Problem to solve -
Find every line with the string "this" in it, count them, and reply with that count only.

Given records -
+--
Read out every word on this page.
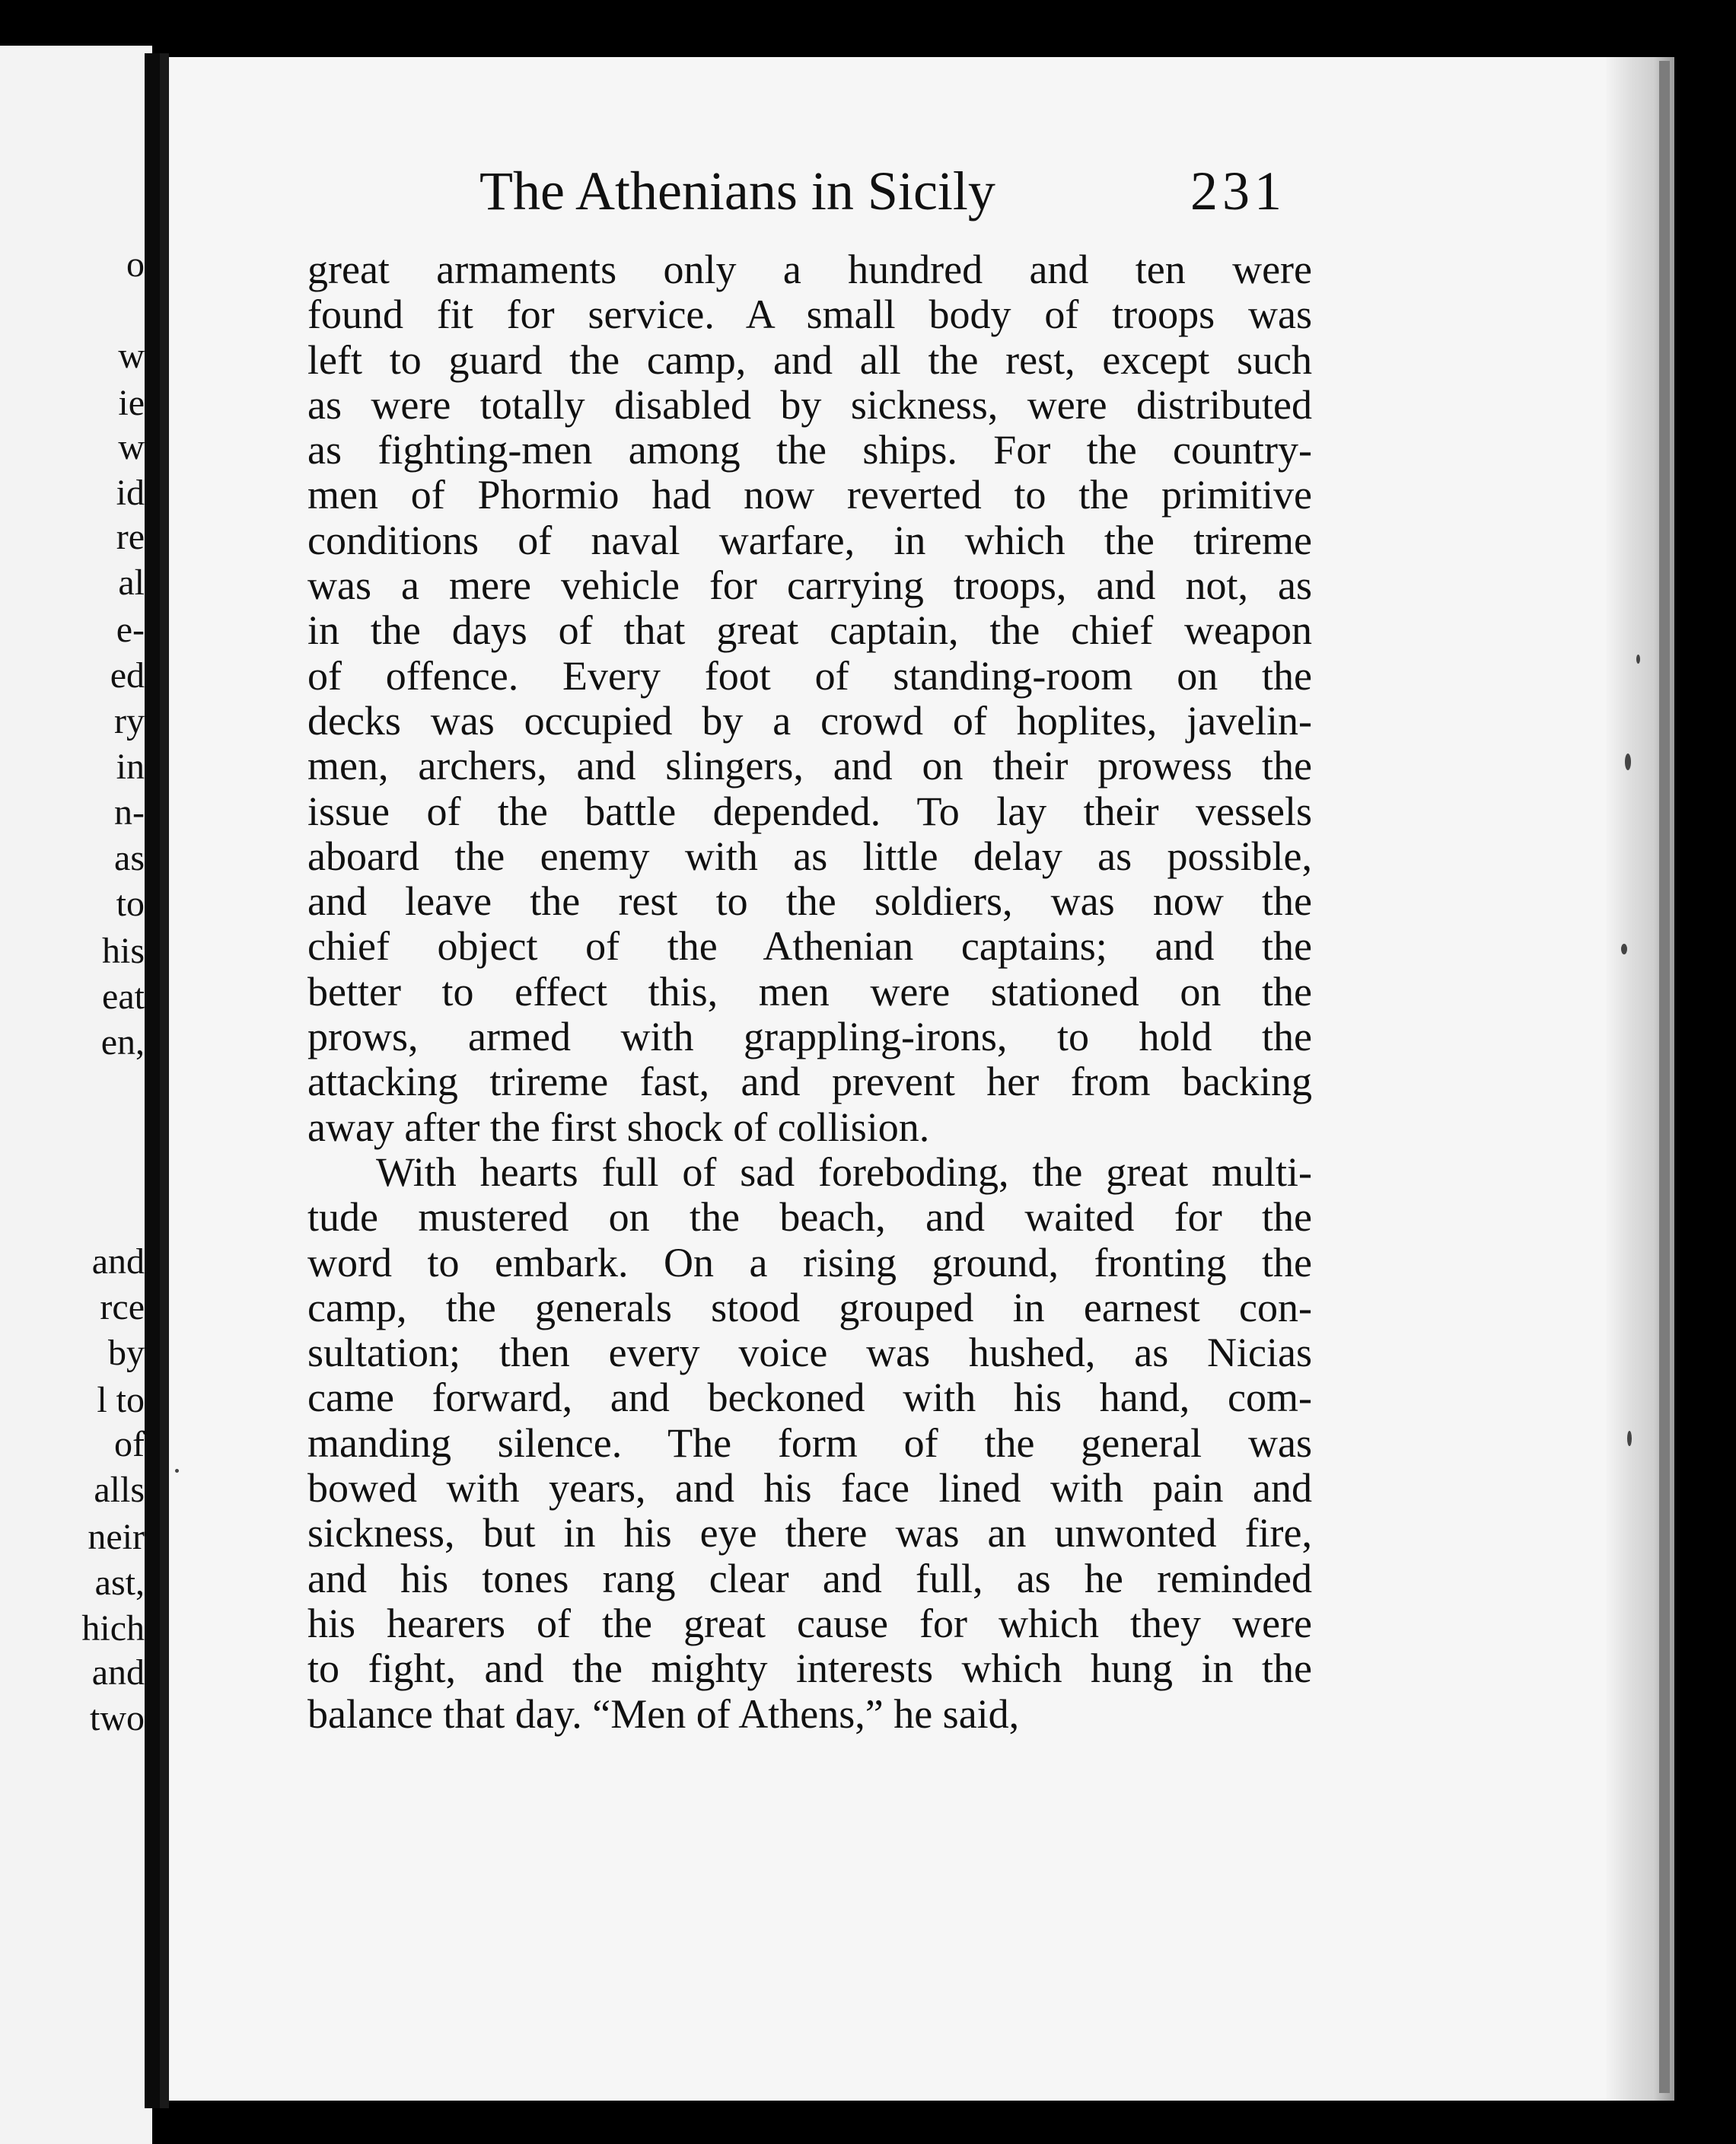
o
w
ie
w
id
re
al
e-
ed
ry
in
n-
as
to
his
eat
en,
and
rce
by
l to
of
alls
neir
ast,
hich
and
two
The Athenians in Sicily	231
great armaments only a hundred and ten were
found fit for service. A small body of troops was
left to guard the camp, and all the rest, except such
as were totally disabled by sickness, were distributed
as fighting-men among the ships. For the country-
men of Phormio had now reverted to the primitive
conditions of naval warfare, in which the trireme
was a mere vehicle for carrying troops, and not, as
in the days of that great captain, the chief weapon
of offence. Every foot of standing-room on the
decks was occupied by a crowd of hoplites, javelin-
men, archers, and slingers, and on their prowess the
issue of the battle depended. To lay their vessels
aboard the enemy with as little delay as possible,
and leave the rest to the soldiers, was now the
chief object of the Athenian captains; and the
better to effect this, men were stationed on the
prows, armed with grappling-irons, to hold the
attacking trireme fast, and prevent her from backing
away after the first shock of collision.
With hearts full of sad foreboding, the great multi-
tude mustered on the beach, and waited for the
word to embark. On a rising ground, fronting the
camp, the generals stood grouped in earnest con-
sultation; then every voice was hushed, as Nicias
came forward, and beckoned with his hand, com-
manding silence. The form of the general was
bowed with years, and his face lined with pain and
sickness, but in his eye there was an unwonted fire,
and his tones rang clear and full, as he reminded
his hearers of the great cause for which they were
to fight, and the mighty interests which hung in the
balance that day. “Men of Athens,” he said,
+--
Written solution -
2